Text to read:
::::

Freedom of Information and Information not so Free
On Feb. 10, 2013, I sent the following email to the Manager of Legislative Services at the City of Nanaimo:
“At its meeting of Sept. 12, 2011, the following motion was adopted:
15. OTHER BUSINESS:
(a) Councillor Pattje – Request to Consider a Motion Regarding Smart Meters
71711 It was moved and seconded that Council send a communication to BC Hydro and to the appropriate Ministries, requesting a moratorium on the installation of Smart Meters until further independent investigation of health, safety, as well as privacy concerns, are addressed in a meaningful way and reasonable alternatives are found to accommodate those citizens who do not wish Smart Meters attached to their homes, this at no additional cost to them. The motion carried.
Opposed: Councillor Unger
I would appreciate a copy of the communication that was sent to BC Hydro and appropriate Ministries and the responses which were received from any or all of them.
Thank you for your consideration in this matter.”
Little did I think that this request carefully noted in the Minutes of that meeting were a matter requiring more than a reference to the item number to bring a quick response. This is the response I got by email on Feb. 12:
Can you please make a request to Sheila Gurrie under our FOI request process.
Thanks,Tracy Samra, LL.B., LL.M. Manager of Legislative Services”
I must admit I was taken aback. The fact of the document being moved and adopted in the minutes of an open Council meeting appeared to me to provide prima facie reason for it to be public without let. Accordingly, I emailed back my response on Feb. 13:
Thanks for the prompt, if roundabout, response.

::::

Record list:
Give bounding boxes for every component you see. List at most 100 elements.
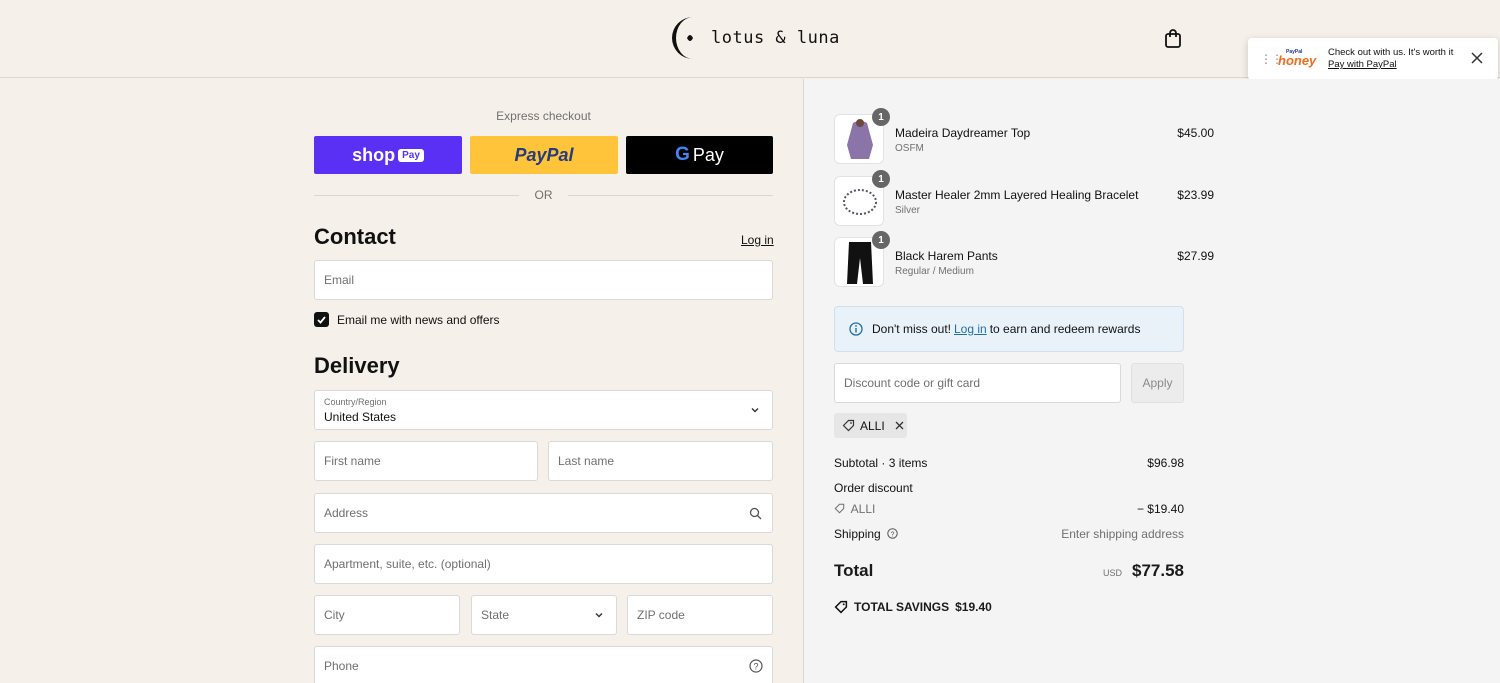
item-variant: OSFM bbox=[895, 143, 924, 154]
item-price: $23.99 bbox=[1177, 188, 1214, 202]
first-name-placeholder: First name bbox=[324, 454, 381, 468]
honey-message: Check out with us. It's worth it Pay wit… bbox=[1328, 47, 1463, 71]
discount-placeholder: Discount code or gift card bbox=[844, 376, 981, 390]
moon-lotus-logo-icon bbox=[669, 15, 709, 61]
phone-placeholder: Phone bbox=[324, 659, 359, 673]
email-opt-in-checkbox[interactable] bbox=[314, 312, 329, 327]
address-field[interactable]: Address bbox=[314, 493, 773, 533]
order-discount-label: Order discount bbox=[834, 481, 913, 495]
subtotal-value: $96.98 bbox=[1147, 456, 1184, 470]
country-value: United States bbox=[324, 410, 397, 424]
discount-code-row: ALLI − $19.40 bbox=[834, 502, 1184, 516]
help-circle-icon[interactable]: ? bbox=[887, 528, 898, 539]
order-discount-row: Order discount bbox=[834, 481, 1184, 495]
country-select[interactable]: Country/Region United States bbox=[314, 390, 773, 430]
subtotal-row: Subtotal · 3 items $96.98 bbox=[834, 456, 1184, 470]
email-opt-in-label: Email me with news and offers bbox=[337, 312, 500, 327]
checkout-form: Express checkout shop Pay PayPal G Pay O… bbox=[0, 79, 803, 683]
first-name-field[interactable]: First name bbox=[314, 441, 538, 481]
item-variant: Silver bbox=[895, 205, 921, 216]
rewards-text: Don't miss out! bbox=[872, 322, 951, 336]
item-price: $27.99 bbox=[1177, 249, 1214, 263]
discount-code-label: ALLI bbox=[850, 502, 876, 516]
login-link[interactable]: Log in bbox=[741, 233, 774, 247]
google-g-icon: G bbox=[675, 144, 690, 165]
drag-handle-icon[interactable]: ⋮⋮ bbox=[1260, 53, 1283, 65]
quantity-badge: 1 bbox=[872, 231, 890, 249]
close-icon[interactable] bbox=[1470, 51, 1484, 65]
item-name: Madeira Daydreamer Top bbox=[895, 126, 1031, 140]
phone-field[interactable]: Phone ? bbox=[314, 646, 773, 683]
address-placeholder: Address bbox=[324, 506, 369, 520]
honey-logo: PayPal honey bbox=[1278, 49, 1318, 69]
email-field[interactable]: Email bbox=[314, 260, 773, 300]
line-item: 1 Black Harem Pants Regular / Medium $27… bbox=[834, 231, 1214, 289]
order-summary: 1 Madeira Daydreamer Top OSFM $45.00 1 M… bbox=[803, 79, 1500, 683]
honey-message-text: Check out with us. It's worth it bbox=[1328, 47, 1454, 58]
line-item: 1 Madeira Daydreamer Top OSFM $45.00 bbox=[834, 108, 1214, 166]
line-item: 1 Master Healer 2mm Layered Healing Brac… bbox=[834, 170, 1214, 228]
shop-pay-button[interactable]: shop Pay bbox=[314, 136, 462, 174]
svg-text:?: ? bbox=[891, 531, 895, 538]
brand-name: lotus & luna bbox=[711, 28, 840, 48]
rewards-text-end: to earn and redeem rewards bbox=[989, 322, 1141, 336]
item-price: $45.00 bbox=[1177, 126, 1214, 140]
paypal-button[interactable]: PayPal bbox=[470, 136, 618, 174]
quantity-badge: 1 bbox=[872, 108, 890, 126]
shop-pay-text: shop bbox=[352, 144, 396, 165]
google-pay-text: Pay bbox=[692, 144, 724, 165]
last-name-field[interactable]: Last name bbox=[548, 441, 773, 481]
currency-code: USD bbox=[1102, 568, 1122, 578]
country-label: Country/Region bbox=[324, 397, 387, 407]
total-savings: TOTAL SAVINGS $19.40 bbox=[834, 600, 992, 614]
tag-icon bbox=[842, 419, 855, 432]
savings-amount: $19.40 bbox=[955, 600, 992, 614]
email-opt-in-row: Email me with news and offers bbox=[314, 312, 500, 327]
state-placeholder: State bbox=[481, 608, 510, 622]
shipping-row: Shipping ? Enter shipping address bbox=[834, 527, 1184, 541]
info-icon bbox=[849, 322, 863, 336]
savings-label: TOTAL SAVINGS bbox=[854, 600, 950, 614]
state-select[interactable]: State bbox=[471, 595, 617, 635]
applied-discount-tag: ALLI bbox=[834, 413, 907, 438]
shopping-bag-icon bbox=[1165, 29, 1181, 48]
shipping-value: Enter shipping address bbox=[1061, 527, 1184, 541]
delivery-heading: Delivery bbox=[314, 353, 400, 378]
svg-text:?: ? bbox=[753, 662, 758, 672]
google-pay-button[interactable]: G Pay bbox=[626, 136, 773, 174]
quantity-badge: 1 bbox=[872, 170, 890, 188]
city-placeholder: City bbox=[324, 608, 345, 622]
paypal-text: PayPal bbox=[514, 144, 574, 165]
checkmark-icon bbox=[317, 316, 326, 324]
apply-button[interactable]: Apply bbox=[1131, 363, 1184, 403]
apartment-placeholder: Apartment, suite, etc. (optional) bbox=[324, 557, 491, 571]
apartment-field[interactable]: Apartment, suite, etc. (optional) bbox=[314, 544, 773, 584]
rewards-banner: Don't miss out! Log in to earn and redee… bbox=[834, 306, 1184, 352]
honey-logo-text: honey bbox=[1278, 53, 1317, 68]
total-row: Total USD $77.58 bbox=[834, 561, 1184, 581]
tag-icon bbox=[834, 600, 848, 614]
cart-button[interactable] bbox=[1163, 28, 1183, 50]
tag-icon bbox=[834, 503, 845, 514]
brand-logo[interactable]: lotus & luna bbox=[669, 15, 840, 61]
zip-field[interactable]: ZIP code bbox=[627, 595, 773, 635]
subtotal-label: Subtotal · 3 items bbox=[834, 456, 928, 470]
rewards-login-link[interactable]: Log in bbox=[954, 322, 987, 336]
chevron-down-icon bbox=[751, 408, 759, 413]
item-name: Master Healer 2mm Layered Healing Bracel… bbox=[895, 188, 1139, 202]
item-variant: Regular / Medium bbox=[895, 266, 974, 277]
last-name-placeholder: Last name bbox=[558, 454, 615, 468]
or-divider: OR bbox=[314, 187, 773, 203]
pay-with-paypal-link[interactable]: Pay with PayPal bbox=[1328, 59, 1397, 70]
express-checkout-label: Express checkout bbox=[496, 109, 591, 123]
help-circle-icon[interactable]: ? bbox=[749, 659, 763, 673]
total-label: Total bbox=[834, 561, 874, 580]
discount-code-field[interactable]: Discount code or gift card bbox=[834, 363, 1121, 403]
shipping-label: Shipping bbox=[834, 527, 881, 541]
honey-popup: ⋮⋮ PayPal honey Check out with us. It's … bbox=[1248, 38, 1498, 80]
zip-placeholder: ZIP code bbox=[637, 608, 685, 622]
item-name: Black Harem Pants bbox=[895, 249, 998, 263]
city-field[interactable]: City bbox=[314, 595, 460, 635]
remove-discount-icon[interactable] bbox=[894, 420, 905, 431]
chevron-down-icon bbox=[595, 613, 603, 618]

::::

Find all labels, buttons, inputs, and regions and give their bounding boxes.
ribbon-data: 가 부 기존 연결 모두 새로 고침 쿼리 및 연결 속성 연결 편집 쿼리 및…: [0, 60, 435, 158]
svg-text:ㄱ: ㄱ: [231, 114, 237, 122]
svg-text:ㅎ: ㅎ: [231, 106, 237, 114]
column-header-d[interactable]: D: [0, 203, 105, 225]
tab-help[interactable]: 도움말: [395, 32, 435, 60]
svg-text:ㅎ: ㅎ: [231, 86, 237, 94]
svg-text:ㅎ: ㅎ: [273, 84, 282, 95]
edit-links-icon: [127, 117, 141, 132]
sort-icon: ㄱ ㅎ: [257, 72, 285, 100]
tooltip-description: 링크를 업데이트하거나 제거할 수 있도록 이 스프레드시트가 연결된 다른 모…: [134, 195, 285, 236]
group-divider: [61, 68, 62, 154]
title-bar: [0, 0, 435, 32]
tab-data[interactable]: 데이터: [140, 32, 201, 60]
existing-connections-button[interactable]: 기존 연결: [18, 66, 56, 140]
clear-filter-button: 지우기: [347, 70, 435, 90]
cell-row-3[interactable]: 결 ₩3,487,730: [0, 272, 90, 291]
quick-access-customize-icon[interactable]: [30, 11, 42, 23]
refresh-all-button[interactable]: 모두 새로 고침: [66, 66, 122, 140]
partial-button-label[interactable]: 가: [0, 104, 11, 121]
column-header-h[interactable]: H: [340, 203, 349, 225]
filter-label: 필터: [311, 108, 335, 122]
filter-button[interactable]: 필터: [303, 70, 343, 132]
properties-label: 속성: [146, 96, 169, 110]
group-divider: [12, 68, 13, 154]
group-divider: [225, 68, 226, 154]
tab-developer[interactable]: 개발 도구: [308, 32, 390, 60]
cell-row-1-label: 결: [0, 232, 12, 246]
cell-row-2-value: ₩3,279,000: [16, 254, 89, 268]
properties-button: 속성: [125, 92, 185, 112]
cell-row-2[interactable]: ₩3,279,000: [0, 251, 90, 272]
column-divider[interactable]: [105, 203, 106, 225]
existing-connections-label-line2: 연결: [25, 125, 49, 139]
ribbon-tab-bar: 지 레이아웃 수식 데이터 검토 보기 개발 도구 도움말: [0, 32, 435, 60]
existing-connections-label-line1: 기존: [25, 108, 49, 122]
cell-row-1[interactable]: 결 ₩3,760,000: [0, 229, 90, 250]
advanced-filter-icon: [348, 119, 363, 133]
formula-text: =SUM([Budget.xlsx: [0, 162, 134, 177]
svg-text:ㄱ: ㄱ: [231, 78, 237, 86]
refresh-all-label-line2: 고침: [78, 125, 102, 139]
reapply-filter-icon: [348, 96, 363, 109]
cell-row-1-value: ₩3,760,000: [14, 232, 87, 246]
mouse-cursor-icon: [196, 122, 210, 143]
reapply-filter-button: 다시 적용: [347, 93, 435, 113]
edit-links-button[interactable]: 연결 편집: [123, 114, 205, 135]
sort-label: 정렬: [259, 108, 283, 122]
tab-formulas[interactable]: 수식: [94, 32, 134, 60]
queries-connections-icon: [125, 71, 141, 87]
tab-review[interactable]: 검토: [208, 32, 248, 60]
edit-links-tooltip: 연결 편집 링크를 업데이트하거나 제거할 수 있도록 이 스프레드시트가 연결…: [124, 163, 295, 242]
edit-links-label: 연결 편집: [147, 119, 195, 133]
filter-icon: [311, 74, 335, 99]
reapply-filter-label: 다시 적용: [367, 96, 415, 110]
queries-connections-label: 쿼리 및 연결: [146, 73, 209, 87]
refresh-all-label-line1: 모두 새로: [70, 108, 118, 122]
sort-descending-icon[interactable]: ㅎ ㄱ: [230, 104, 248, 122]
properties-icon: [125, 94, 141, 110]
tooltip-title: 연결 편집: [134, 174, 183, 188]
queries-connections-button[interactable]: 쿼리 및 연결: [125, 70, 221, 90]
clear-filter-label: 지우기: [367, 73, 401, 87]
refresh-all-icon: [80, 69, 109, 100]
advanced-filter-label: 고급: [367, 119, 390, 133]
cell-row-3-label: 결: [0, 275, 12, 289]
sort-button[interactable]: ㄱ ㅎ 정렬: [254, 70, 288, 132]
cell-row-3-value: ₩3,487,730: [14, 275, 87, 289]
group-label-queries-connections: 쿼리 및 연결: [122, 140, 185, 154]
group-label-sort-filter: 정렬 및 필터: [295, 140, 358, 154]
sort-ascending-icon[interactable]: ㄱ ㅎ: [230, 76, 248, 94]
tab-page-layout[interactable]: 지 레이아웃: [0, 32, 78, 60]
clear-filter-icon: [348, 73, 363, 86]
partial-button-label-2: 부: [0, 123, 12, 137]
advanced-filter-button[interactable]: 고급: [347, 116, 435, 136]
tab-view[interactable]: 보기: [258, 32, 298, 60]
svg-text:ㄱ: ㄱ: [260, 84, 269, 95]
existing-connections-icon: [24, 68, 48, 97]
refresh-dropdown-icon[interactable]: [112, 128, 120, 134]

::::

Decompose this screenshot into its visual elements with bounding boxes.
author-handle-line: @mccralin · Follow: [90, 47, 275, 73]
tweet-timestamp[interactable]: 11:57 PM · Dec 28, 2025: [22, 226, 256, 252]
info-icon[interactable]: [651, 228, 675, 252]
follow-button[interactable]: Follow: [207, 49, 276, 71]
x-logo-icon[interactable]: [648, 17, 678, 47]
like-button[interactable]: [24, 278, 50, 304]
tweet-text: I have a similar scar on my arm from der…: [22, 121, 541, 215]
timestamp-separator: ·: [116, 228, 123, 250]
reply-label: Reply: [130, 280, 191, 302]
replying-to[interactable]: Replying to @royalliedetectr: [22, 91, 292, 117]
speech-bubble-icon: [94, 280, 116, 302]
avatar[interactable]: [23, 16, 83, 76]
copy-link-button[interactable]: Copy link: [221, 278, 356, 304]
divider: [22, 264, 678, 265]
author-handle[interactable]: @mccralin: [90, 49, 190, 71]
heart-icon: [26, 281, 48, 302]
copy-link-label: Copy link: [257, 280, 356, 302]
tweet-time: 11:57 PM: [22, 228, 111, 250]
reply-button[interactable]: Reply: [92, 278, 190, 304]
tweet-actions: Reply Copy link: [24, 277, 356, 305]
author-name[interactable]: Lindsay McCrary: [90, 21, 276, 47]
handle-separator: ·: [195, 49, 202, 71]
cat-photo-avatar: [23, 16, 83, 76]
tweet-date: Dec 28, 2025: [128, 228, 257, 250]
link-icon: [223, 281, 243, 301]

::::

Exercise instructions: Copy out the freedom of information text word for word, from start to finish.

Result:
Freedom of Information and Information not so Free
On Feb. 10, 2013, I sent the following email to the Manager of Legislative Services at the City of Nanaimo:
“At its meeting of Sept. 12, 2011, the following motion was adopted:
15. OTHER BUSINESS:
(a) Councillor Pattje – Request to Consider a Motion Regarding Smart Meters
71711 It was moved and seconded that Council send a communication to BC Hydro and to the appropriate Ministries, requesting a moratorium on the installation of Smart Meters until further independent investigation of health, safety, as well as privacy concerns, are addressed in a meaningful way and reasonable alternatives are found to accommodate those citizens who do not wish Smart Meters attached to their homes, this at no additional cost to them. The motion carried.
Opposed: Councillor Unger
I would appreciate a copy of the communication that was sent to BC Hydro and appropriate Ministries and the responses which were received from any or all of them.
Thank you for your consideration in this matter.”
Little did I think that this request carefully noted in the Minutes of that meeting were a matter requiring more than a reference to the item number to bring a quick response. This is the response I got by email on Feb. 12:
Can you please make a request to Sheila Gurrie under our FOI request process.
Thanks,Tracy Samra, LL.B., LL.M. Manager of Legislative Services”
I must admit I was taken aback. The fact of the document being moved and adopted in the minutes of an open Council meeting appeared to me to provide prima facie reason for it to be public without let. Accordingly, I emailed back my response on Feb. 13:
Thanks for the prompt, if roundabout, response.